(Saved entries)
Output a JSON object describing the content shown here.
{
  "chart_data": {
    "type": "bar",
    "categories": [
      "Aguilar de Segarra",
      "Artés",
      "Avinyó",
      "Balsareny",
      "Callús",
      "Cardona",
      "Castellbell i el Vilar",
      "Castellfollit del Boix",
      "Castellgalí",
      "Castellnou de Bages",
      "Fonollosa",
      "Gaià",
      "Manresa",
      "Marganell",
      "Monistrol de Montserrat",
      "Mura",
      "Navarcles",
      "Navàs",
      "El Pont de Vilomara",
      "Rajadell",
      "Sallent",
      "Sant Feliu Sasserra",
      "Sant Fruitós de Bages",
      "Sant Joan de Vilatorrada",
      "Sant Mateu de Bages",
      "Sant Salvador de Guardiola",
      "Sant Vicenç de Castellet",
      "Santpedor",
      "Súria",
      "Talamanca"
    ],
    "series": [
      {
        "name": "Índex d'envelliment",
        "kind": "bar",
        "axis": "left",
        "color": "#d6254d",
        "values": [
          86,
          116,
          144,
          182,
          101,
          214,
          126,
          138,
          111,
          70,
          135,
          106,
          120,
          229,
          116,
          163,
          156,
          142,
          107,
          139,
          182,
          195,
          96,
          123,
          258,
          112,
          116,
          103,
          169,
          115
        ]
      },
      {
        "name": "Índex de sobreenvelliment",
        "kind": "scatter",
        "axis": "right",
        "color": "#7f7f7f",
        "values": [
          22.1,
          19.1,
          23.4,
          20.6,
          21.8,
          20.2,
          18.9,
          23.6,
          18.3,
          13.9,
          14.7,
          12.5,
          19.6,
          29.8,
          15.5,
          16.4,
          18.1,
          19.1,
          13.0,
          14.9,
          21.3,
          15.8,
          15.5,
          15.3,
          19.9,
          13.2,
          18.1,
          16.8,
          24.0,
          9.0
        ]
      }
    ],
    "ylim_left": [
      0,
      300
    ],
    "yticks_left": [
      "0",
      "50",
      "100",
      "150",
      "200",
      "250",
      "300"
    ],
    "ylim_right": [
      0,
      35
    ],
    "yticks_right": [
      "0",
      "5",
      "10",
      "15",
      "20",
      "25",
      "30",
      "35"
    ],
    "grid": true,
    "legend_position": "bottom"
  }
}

--

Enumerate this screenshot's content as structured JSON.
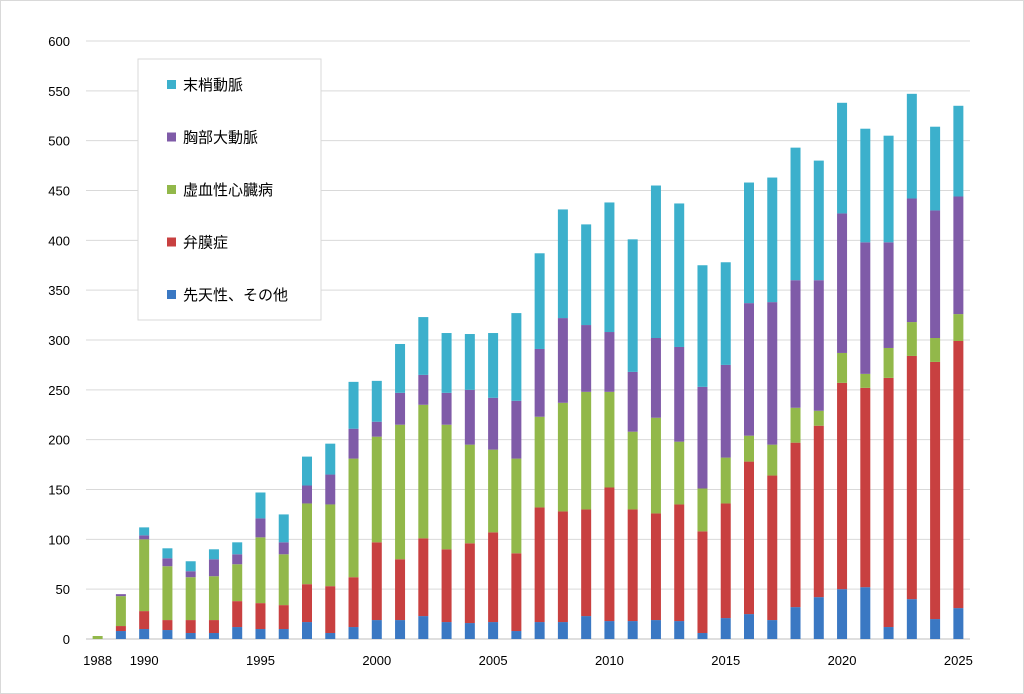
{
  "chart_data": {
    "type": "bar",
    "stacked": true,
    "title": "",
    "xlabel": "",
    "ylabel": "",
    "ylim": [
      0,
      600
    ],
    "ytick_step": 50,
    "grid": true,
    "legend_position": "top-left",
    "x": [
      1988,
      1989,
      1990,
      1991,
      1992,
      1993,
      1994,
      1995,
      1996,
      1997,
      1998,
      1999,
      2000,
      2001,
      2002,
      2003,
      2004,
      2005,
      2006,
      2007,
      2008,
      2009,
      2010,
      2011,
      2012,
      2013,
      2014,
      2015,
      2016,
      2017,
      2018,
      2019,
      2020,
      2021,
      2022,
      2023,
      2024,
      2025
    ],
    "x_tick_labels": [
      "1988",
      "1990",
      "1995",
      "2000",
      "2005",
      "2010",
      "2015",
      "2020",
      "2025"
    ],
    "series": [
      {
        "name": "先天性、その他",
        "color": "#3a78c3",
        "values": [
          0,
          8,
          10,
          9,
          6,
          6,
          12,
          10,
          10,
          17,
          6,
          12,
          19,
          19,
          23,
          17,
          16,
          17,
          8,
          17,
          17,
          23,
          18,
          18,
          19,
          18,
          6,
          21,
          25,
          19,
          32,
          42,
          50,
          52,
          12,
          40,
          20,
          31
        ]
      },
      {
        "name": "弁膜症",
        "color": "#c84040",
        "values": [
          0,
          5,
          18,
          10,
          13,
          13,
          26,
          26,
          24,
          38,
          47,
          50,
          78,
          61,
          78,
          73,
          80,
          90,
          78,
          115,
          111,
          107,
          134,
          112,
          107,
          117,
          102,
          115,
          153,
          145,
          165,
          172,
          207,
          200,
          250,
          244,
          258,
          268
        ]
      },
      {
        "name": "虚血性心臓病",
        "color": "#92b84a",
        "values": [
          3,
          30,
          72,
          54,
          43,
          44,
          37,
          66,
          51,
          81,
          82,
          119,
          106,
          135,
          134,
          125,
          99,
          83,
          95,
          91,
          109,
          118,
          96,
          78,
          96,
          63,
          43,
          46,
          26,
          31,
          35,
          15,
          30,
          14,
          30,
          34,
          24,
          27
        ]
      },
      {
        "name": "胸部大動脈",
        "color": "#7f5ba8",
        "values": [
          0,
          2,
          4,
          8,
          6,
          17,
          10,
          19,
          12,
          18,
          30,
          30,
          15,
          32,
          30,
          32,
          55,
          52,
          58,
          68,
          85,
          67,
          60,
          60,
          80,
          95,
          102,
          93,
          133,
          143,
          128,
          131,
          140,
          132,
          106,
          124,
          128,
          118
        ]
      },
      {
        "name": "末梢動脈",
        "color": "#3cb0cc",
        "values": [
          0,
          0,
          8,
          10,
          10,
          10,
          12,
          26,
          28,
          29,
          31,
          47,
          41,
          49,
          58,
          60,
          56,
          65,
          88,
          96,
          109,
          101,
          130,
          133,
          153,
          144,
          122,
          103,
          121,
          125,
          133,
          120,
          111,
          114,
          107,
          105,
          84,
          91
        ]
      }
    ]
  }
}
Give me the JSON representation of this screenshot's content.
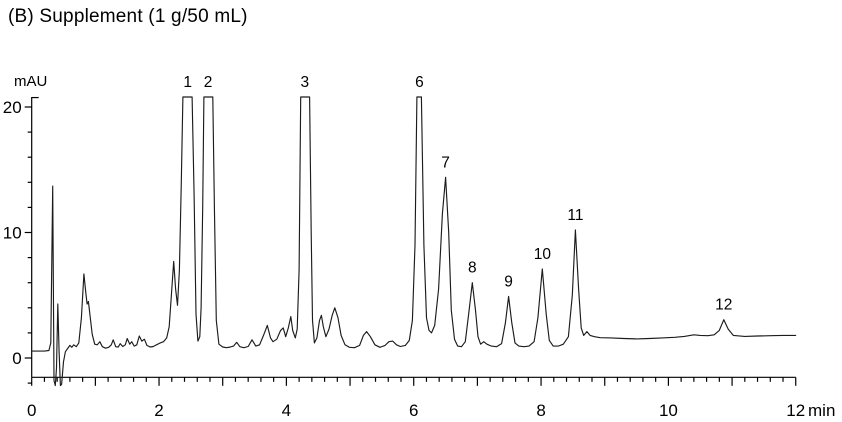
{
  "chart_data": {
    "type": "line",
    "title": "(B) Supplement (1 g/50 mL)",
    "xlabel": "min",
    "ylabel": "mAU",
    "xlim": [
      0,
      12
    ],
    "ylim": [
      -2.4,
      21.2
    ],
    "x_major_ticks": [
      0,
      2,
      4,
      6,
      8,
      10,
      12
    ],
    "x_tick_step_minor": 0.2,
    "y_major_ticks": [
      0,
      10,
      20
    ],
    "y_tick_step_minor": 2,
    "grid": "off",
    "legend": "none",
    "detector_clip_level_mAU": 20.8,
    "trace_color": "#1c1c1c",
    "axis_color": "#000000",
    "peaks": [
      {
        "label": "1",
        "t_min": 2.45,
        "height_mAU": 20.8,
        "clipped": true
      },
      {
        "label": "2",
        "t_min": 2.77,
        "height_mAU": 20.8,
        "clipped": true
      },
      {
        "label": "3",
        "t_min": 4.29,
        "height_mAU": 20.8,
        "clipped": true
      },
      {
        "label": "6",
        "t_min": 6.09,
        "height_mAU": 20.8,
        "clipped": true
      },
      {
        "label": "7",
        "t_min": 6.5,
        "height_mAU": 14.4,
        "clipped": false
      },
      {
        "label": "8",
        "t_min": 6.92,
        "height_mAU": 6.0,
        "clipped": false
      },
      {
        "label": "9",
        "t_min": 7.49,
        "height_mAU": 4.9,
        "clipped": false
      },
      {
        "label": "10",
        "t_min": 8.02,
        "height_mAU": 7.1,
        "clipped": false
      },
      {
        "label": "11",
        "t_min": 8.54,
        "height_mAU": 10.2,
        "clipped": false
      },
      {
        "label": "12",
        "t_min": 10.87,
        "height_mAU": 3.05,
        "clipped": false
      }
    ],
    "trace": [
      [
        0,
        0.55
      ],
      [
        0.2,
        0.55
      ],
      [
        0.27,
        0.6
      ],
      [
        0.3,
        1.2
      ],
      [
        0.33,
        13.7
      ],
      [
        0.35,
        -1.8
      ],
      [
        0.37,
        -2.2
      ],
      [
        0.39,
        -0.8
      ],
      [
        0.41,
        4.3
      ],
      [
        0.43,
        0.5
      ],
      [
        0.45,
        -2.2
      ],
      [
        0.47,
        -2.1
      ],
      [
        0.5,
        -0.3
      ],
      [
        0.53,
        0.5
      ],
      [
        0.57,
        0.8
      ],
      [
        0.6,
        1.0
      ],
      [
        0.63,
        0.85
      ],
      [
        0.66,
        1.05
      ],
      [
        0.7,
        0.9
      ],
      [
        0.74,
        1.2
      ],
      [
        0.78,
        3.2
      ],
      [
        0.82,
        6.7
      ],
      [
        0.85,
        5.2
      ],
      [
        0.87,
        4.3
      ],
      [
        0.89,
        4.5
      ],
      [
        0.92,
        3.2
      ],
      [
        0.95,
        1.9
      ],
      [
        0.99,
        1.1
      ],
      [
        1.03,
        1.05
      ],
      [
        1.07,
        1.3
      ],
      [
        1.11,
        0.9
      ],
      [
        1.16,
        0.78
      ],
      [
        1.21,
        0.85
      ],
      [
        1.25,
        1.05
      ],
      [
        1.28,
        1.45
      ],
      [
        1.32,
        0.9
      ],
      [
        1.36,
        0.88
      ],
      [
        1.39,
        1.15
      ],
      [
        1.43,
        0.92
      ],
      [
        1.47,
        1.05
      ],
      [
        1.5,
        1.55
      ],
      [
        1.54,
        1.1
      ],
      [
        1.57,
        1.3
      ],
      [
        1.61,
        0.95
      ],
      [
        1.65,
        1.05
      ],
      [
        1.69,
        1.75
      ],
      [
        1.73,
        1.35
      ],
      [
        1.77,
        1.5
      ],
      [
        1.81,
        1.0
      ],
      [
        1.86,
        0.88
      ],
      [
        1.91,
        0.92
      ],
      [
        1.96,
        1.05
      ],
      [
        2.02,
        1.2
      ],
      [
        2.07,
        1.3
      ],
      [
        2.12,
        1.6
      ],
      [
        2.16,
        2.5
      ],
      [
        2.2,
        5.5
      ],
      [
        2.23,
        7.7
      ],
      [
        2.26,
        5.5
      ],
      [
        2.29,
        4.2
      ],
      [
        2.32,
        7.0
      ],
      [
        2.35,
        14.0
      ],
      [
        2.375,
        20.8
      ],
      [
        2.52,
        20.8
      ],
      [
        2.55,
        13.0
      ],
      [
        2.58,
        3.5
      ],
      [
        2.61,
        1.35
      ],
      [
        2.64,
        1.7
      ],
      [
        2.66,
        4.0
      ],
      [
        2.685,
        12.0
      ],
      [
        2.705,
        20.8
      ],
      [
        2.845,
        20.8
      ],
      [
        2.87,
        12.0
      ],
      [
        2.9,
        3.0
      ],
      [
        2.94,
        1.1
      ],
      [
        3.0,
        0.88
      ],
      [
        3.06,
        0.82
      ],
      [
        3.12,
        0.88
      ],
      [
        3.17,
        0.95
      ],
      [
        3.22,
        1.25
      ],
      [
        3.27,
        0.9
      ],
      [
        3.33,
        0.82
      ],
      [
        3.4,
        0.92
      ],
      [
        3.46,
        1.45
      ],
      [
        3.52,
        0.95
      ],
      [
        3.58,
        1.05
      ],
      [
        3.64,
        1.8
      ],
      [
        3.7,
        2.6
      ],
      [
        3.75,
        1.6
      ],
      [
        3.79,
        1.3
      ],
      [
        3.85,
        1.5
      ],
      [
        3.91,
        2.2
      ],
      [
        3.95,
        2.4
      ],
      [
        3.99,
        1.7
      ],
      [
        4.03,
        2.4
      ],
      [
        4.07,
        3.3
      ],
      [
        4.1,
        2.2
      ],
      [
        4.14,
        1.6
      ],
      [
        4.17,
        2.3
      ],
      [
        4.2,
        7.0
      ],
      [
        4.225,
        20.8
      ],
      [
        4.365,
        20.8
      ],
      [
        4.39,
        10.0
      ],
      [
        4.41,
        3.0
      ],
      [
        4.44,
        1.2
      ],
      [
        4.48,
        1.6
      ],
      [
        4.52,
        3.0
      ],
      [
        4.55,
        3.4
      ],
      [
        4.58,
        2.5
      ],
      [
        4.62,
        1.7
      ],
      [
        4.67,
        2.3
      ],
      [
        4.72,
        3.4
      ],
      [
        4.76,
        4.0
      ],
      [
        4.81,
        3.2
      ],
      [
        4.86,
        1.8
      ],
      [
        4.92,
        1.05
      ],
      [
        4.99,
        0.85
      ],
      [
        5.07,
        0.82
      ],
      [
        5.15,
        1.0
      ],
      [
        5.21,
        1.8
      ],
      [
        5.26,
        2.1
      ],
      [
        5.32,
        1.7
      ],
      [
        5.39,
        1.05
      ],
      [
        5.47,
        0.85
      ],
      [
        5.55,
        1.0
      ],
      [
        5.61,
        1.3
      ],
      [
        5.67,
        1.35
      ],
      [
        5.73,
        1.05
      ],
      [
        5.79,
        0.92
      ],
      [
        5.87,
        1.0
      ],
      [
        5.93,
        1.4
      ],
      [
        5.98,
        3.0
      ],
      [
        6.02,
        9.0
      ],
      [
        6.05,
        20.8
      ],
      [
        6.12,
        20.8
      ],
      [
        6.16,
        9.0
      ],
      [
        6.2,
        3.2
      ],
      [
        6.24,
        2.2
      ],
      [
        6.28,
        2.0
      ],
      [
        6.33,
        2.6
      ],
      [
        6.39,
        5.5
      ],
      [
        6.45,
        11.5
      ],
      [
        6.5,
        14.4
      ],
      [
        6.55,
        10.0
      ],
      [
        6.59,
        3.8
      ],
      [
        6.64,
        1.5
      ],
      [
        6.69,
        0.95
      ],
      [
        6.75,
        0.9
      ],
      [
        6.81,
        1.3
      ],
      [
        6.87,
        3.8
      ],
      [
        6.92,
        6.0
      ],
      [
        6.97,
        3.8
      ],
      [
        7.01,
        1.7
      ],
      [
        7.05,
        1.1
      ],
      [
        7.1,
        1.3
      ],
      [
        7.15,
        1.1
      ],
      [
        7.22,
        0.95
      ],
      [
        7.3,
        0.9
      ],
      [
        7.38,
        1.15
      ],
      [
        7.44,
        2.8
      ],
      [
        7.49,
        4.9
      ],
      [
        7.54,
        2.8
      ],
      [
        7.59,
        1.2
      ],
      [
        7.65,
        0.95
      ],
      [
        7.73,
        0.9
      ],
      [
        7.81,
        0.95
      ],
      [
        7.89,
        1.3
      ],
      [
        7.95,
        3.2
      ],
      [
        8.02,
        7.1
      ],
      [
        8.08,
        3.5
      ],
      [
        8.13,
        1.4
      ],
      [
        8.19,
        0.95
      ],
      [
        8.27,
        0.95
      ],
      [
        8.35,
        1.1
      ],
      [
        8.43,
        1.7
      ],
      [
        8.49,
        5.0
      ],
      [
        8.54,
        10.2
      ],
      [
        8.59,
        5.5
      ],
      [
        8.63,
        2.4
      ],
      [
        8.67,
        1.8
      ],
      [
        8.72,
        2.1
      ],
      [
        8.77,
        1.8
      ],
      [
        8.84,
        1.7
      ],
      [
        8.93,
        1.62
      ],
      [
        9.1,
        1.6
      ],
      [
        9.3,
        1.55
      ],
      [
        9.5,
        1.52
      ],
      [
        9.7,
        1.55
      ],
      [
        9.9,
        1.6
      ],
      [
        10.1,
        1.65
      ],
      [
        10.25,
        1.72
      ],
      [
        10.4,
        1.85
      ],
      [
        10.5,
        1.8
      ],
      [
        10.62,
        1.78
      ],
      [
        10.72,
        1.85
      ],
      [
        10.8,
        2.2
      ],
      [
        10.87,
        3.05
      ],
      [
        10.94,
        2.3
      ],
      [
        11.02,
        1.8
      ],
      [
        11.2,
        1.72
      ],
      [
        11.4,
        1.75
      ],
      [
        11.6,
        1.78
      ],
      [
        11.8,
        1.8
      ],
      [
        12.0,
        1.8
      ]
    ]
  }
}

● Exercise aim: Search the records above for "JSON". Copy each line where it is found.

● Worked answer:
Output a JSON object describing the content shown here.
Enumerate this screenshot's content as structured JSON.
Give me the JSON representation of this screenshot's content.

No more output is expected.